**GIVEN EXERCISE**
Reproduce the records from the beginning through the line containing "bar-male-176: [466, 158, 559, 1196]", substituting "subplot-title" for every occurrence of "panel-title" and leaving everything else unchanged.

**DATA LISTING**

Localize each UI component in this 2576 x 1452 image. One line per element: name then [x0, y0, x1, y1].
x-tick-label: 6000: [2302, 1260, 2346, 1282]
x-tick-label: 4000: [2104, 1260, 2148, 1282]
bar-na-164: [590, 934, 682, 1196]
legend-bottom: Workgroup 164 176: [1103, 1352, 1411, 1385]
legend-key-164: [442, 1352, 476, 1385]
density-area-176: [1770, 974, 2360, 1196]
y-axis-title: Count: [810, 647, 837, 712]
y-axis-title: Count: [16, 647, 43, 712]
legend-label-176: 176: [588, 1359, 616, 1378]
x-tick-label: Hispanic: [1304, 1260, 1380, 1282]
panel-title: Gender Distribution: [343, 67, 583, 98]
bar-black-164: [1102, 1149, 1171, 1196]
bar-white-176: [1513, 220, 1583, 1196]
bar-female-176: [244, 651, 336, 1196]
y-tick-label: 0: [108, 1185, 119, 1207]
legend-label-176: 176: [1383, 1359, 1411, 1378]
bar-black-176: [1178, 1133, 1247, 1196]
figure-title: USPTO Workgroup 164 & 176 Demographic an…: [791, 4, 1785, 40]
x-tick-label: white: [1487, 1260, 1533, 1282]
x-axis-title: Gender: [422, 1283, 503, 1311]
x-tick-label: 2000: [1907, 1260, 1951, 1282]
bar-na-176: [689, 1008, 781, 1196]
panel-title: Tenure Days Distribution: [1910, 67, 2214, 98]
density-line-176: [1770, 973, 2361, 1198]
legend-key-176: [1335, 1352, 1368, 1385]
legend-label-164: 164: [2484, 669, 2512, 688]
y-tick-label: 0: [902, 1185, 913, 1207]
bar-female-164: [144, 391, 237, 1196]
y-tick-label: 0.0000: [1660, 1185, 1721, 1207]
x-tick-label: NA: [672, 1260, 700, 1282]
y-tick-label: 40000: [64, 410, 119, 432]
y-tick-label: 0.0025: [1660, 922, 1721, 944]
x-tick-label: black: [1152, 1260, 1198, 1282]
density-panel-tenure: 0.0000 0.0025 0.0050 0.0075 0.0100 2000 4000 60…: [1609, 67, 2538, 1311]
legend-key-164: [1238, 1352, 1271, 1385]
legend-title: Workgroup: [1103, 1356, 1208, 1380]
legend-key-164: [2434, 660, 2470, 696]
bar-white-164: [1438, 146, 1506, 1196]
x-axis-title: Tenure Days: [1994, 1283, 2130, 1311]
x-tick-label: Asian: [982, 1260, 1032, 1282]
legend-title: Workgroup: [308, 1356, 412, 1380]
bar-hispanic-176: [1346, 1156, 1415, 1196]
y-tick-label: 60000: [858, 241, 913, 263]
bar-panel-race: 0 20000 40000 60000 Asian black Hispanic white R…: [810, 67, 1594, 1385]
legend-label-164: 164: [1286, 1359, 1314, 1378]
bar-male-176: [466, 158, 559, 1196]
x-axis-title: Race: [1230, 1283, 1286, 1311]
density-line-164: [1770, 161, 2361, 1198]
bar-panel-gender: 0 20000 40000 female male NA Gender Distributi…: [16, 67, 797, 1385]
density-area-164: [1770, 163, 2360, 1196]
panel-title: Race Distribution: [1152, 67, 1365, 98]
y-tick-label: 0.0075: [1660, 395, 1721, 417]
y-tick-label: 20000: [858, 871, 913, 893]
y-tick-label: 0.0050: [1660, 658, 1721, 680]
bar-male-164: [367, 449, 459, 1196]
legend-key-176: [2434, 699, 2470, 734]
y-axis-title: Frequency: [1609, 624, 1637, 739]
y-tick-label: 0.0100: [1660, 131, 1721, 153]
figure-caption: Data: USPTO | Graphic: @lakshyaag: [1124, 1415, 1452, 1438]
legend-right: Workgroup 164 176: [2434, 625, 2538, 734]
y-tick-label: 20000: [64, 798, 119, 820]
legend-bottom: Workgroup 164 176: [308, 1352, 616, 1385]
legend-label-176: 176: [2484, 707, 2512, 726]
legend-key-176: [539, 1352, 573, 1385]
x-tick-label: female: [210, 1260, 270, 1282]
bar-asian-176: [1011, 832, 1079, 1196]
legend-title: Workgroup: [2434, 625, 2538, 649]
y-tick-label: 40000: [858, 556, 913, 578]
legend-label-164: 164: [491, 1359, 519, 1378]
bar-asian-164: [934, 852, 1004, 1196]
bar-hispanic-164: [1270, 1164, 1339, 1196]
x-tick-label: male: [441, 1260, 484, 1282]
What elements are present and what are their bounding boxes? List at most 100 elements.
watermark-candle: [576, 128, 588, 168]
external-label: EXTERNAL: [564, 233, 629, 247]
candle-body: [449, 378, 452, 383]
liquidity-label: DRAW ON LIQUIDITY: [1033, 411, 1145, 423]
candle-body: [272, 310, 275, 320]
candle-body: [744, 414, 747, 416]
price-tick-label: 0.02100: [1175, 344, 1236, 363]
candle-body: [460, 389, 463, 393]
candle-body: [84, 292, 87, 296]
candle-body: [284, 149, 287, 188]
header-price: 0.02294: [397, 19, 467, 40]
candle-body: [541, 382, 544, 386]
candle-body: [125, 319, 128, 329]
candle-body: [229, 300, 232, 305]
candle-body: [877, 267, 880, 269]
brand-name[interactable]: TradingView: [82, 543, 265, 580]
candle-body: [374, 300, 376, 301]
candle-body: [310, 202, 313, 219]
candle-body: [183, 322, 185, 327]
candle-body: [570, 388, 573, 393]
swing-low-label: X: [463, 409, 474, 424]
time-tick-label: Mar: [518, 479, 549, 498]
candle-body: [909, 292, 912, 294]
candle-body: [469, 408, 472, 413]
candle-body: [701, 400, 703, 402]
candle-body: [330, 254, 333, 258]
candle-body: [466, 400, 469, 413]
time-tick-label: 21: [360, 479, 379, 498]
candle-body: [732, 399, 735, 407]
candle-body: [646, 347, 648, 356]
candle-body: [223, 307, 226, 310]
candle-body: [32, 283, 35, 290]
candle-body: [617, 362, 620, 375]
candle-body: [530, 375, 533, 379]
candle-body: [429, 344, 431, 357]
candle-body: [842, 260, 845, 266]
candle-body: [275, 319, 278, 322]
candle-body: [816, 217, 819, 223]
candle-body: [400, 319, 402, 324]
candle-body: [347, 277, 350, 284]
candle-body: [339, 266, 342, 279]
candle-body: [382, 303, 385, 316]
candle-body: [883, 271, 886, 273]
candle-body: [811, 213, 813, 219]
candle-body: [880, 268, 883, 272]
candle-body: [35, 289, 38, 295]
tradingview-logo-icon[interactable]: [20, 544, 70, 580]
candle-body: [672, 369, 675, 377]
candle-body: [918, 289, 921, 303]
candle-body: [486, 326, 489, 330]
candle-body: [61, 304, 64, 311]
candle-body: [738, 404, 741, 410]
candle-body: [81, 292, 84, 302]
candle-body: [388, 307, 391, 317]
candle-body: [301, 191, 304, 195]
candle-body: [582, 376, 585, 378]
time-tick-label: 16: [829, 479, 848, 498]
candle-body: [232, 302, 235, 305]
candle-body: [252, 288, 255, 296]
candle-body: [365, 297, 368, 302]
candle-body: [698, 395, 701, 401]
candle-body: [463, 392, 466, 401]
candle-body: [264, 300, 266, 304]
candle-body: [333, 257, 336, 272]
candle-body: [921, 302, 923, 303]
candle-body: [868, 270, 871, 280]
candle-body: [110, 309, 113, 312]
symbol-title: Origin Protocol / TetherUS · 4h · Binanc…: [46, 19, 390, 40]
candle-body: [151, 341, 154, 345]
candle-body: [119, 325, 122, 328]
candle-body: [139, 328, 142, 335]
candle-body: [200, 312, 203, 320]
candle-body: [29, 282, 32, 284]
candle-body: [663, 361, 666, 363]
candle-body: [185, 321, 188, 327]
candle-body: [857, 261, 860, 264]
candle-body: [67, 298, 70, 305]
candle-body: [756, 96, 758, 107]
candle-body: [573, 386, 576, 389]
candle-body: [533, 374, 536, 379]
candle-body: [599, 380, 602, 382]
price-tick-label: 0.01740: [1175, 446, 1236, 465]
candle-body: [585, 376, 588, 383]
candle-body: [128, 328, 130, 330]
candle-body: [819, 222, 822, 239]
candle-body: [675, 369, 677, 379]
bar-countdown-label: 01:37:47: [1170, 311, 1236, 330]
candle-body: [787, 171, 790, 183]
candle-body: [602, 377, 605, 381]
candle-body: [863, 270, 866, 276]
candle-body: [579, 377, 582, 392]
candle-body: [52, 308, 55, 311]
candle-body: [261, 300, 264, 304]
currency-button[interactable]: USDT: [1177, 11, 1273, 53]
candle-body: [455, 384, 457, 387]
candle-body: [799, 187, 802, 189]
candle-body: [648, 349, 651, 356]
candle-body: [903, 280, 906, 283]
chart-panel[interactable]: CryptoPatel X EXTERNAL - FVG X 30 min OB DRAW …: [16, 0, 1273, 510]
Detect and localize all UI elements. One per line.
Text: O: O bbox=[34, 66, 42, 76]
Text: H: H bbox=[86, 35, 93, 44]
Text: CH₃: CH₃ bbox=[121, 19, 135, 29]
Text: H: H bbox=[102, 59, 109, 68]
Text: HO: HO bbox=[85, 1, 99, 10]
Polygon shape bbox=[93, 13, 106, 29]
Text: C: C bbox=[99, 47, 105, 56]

**FINAL RESULT**
Localize each UI component in this 2576 x 1452 image. One line per element: name then [x0, y0, x1, y1].
x-tick-label: 6000: [2302, 1260, 2346, 1282]
x-tick-label: 4000: [2104, 1260, 2148, 1282]
bar-na-164: [590, 934, 682, 1196]
legend-bottom: Workgroup 164 176: [1103, 1352, 1411, 1385]
legend-key-164: [442, 1352, 476, 1385]
density-area-176: [1770, 974, 2360, 1196]
y-axis-title: Count: [810, 647, 837, 712]
y-axis-title: Count: [16, 647, 43, 712]
legend-label-176: 176: [588, 1359, 616, 1378]
x-tick-label: Hispanic: [1304, 1260, 1380, 1282]
subplot-title: Gender Distribution: [343, 67, 583, 98]
bar-black-164: [1102, 1149, 1171, 1196]
bar-white-176: [1513, 220, 1583, 1196]
bar-female-176: [244, 651, 336, 1196]
y-tick-label: 0: [108, 1185, 119, 1207]
legend-label-176: 176: [1383, 1359, 1411, 1378]
bar-black-176: [1178, 1133, 1247, 1196]
figure-title: USPTO Workgroup 164 & 176 Demographic an…: [791, 4, 1785, 40]
x-tick-label: white: [1487, 1260, 1533, 1282]
x-axis-title: Gender: [422, 1283, 503, 1311]
x-tick-label: 2000: [1907, 1260, 1951, 1282]
bar-na-176: [689, 1008, 781, 1196]
subplot-title: Tenure Days Distribution: [1910, 67, 2214, 98]
density-line-176: [1770, 973, 2361, 1198]
legend-key-176: [1335, 1352, 1368, 1385]
legend-label-164: 164: [2484, 669, 2512, 688]
y-tick-label: 0: [902, 1185, 913, 1207]
bar-female-164: [144, 391, 237, 1196]
y-tick-label: 0.0000: [1660, 1185, 1721, 1207]
x-tick-label: NA: [672, 1260, 700, 1282]
y-tick-label: 40000: [64, 410, 119, 432]
y-tick-label: 0.0025: [1660, 922, 1721, 944]
x-tick-label: black: [1152, 1260, 1198, 1282]
density-panel-tenure: 0.0000 0.0025 0.0050 0.0075 0.0100 2000 4000 60…: [1609, 67, 2538, 1311]
legend-key-164: [1238, 1352, 1271, 1385]
legend-title: Workgroup: [1103, 1356, 1208, 1380]
legend-key-164: [2434, 660, 2470, 696]
bar-white-164: [1438, 146, 1506, 1196]
x-axis-title: Tenure Days: [1994, 1283, 2130, 1311]
x-tick-label: Asian: [982, 1260, 1032, 1282]
legend-title: Workgroup: [308, 1356, 412, 1380]
bar-hispanic-176: [1346, 1156, 1415, 1196]
y-tick-label: 60000: [858, 241, 913, 263]
bar-panel-race: 0 20000 40000 60000 Asian black Hispanic white R…: [810, 67, 1594, 1385]
legend-label-164: 164: [1286, 1359, 1314, 1378]
bar-male-176: [466, 158, 559, 1196]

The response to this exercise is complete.